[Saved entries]
:::::
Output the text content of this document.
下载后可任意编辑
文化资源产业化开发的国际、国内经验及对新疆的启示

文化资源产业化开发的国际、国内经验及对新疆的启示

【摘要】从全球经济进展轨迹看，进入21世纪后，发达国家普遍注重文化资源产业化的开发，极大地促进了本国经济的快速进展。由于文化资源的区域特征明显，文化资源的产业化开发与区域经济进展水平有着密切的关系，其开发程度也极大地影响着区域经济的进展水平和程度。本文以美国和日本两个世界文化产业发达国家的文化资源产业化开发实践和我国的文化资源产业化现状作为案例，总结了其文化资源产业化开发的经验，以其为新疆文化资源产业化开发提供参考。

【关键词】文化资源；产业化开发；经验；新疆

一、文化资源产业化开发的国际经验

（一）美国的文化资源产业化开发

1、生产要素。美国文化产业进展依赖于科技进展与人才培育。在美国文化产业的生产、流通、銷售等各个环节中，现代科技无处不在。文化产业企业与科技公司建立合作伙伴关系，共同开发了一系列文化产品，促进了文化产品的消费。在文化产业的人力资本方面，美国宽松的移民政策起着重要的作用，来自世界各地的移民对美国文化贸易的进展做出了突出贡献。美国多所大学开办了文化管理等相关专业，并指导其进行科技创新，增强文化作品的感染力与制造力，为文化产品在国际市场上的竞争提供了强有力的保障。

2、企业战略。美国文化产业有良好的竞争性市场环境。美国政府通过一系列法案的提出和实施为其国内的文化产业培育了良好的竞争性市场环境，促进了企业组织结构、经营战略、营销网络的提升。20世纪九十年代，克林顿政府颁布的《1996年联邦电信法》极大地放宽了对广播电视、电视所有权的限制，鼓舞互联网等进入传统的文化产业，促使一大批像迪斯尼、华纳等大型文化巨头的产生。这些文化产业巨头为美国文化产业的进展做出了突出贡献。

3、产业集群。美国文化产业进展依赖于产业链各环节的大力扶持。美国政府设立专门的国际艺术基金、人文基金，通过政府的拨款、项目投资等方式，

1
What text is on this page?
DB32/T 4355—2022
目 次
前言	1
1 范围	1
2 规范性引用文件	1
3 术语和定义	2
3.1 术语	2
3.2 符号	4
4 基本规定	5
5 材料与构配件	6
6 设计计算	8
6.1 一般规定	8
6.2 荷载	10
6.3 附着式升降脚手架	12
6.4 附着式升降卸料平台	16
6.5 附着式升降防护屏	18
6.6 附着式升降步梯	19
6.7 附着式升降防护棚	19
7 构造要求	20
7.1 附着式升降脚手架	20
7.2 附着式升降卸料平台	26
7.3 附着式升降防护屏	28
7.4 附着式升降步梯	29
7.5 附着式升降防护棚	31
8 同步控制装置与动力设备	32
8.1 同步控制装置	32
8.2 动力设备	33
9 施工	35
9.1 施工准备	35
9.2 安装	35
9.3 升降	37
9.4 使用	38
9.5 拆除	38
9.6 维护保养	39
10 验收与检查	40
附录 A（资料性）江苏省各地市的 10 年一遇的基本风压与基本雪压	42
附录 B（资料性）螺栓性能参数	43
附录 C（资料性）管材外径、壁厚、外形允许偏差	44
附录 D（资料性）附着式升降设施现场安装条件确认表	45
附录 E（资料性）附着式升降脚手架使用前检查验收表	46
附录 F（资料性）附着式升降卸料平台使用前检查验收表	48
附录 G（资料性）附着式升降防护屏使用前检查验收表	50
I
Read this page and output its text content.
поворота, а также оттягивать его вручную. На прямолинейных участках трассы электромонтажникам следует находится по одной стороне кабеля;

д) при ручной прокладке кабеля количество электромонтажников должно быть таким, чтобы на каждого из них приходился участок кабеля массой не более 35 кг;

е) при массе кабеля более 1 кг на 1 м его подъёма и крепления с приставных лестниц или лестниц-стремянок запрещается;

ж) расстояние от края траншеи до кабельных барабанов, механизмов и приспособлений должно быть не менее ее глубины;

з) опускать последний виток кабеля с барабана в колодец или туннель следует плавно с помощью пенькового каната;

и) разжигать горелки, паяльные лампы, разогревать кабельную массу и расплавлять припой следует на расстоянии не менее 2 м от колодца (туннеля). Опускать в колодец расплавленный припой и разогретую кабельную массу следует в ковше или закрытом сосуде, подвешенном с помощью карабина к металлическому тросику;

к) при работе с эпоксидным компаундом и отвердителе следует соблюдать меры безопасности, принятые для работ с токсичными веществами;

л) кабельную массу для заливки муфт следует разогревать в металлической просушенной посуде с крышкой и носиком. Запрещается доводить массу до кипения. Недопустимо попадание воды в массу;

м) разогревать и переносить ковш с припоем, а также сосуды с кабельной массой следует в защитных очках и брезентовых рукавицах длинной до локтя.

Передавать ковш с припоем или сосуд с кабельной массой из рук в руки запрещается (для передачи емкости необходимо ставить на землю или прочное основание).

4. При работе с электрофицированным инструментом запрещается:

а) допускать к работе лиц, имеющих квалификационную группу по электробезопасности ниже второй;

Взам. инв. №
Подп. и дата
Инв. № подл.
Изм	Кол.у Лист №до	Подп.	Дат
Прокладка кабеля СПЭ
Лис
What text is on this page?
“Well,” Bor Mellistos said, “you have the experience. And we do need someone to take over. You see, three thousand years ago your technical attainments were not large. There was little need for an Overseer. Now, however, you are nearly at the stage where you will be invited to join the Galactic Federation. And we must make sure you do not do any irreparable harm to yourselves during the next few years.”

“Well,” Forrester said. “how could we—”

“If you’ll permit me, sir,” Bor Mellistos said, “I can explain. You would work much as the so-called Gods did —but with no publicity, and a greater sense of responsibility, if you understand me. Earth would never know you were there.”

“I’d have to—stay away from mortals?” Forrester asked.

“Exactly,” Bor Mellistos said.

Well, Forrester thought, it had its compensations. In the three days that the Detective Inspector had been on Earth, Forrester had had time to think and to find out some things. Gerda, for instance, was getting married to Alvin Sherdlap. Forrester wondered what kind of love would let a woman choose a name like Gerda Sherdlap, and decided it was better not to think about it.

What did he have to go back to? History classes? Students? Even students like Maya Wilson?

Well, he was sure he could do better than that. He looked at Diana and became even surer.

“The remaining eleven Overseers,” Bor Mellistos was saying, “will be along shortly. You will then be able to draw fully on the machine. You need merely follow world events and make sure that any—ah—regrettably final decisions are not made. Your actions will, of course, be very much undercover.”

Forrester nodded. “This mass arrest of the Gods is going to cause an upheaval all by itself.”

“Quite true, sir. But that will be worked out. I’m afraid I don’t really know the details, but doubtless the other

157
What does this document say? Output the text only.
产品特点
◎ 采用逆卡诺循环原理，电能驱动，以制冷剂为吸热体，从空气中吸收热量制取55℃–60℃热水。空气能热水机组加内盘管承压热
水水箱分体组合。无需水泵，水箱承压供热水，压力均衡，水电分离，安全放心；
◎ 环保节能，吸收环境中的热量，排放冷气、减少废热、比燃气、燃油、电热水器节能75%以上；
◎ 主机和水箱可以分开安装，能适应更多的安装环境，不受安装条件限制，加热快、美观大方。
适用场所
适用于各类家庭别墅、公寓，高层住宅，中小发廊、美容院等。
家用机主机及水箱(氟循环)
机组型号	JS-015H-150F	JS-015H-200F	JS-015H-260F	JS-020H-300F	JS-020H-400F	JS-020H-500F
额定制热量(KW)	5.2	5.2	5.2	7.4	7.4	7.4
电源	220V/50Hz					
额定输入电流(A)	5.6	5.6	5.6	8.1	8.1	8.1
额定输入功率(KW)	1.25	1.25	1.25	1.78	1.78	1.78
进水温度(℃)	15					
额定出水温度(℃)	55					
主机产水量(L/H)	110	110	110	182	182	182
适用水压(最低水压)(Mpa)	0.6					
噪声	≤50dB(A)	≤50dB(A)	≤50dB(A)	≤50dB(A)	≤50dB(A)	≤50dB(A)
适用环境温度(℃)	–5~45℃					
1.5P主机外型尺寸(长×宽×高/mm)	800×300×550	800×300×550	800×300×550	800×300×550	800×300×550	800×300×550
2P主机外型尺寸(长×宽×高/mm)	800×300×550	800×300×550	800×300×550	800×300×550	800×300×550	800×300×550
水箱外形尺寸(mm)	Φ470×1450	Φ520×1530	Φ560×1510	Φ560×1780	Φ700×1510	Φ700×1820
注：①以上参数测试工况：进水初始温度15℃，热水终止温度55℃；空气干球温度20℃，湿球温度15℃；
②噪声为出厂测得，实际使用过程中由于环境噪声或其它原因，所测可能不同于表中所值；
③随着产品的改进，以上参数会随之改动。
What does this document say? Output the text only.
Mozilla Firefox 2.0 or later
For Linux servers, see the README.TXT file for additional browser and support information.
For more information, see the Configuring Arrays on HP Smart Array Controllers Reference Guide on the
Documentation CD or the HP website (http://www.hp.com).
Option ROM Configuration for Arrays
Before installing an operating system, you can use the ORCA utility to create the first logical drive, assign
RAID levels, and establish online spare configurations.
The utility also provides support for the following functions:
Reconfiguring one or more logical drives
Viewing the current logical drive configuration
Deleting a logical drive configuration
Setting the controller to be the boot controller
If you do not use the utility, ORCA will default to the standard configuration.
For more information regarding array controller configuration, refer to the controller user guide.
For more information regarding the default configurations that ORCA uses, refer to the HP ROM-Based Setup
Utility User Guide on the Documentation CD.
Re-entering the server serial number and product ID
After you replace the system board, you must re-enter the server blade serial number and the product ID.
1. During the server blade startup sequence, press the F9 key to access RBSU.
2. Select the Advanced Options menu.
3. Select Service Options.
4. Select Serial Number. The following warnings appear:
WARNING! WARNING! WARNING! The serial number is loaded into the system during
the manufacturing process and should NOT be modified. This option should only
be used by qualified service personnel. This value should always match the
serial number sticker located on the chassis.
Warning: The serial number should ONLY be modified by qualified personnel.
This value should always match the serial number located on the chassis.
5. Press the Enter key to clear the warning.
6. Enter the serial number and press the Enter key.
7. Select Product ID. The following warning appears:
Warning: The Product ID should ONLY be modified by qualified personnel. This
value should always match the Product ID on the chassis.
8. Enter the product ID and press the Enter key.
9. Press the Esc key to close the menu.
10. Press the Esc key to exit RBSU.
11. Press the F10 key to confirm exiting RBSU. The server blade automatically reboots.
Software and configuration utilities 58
:::::
### Problem to work on:
Only lines with the word "припоем" should be collected from the material.

### Output of the exercise:
м) разогревать и переносить ковш с припоем, а также сосуды с кабельной массой следует в защитных очках и брезентовых рукавицах длинной до локтя.
Передавать ковш с припоем или сосуд с кабельной массой из рук в руки запрещается (для передачи емкости необходимо ставить на землю или прочное основание).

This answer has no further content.